Wherever the word "цели" appears in a line, copy that line.

— START DATASET ROWS —

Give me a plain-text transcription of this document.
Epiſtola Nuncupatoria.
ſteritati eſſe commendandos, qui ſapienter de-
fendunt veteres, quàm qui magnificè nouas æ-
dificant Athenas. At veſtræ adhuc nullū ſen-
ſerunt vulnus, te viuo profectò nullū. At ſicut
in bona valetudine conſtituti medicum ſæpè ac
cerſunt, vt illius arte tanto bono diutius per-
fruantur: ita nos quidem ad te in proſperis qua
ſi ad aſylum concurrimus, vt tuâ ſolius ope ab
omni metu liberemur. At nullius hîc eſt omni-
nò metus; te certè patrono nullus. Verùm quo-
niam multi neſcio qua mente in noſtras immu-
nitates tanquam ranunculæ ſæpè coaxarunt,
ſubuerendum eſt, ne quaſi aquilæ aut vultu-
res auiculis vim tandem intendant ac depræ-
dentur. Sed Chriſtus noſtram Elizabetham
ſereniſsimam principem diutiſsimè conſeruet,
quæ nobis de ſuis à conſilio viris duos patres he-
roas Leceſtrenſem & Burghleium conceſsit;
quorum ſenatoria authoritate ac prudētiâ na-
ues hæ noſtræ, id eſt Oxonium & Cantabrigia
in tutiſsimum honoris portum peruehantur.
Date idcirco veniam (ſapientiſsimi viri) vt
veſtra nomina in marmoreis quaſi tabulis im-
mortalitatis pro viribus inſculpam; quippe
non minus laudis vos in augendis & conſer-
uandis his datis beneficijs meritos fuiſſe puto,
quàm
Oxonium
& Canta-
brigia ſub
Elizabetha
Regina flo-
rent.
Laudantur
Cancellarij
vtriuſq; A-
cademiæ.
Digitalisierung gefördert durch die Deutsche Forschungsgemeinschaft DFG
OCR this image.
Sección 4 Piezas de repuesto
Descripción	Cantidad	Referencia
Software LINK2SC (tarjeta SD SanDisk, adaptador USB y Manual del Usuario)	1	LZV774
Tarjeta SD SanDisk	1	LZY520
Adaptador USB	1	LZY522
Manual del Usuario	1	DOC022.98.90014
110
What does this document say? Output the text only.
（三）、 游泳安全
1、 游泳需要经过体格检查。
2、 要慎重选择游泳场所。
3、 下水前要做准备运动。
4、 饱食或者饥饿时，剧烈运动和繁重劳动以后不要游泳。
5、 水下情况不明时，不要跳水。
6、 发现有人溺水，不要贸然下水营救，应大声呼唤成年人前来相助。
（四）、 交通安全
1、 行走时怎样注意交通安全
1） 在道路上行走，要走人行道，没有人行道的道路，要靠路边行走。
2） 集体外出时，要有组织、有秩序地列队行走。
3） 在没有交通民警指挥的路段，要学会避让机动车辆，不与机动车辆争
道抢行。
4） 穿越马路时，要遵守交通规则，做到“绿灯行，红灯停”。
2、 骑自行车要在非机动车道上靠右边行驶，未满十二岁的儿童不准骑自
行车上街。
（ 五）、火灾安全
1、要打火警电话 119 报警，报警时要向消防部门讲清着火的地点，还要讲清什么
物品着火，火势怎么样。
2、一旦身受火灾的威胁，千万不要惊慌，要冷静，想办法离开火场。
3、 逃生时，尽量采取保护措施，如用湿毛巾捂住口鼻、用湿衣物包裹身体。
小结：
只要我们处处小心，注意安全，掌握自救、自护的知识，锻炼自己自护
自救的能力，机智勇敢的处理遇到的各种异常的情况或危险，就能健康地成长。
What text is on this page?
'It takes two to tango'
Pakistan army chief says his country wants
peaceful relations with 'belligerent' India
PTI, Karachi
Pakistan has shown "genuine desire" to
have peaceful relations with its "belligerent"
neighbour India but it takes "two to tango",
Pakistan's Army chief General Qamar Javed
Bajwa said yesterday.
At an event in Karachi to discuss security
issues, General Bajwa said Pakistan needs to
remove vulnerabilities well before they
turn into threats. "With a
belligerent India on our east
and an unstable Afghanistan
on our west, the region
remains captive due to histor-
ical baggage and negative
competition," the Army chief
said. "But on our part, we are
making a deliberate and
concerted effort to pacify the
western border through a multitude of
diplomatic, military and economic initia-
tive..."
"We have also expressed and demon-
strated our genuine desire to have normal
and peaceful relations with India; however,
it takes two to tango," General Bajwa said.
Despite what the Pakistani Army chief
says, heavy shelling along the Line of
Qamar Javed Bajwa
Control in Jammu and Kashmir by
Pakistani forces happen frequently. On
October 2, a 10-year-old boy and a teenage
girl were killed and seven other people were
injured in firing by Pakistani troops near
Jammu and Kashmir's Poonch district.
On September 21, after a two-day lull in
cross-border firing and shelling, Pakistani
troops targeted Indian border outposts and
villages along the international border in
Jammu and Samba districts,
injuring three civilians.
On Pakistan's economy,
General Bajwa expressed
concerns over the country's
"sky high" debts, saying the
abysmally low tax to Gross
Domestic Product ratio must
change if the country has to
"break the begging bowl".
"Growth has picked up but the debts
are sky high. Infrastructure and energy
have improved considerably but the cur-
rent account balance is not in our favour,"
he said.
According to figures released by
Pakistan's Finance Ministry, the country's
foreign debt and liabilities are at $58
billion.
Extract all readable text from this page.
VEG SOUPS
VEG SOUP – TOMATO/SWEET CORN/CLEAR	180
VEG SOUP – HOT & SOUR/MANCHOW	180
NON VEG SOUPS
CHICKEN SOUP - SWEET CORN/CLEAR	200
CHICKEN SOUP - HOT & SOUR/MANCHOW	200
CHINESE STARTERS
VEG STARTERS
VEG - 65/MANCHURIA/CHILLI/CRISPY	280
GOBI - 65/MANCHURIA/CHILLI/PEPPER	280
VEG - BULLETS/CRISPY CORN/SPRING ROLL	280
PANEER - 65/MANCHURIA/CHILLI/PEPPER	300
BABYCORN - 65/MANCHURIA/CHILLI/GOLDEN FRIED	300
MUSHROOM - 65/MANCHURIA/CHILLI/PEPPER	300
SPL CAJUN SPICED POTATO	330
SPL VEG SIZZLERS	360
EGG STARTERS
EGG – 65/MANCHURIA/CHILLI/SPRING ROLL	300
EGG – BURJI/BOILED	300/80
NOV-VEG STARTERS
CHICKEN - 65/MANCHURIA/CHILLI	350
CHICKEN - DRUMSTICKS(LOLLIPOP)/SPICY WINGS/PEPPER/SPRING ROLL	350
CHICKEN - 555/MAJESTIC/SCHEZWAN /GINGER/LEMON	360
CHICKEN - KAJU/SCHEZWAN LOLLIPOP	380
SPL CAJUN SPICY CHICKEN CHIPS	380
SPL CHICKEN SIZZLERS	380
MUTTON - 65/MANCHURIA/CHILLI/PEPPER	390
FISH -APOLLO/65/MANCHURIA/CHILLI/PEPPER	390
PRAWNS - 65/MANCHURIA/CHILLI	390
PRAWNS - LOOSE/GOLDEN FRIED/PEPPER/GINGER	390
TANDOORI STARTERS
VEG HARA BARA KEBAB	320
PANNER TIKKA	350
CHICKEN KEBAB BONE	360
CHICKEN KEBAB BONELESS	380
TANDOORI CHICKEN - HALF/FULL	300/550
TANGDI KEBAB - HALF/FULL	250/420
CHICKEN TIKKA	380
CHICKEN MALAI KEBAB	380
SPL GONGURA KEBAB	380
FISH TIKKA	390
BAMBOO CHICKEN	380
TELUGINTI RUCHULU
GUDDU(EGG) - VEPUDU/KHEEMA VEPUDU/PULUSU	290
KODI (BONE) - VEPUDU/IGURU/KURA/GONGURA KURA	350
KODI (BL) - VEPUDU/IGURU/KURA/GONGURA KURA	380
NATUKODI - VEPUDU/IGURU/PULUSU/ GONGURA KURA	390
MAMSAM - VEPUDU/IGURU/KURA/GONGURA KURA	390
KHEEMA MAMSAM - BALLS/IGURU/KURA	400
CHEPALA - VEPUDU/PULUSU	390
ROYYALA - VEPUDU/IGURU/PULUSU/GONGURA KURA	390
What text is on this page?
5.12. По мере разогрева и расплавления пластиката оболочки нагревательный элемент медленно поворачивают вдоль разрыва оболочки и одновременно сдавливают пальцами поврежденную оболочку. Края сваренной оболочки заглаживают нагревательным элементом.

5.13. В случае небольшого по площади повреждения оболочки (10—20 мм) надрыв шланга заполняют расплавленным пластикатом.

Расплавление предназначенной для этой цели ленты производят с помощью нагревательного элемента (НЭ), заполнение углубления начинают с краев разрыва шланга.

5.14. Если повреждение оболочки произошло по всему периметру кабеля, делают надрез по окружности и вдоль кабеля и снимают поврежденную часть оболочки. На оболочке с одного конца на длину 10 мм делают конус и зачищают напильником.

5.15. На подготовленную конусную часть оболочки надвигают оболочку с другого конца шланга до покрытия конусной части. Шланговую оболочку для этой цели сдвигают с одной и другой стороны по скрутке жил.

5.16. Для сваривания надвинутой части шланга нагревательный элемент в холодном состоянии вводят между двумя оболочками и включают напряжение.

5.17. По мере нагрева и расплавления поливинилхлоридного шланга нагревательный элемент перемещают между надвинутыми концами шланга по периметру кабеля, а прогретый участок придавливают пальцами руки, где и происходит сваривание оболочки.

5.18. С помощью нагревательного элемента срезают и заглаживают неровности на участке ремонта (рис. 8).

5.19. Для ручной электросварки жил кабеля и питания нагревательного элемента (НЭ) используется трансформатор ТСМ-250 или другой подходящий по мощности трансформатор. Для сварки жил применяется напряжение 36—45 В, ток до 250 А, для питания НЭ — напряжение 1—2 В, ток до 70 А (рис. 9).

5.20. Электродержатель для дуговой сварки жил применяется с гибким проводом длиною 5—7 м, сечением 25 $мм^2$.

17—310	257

— END DATASET ROWS —

*RESPONSE TO THE EXERCISE*
Расплавление предназначенной для этой цели ленты производят с помощью нагревательного элемента (НЭ), заполнение углубления начинают с краев разрыва шланга.
5.15. На подготовленную конусную часть оболочки надвигают оболочку с другого конца шланга до покрытия конусной части. Шланговую оболочку для этой цели сдвигают с одной и другой стороны по скрутке жил.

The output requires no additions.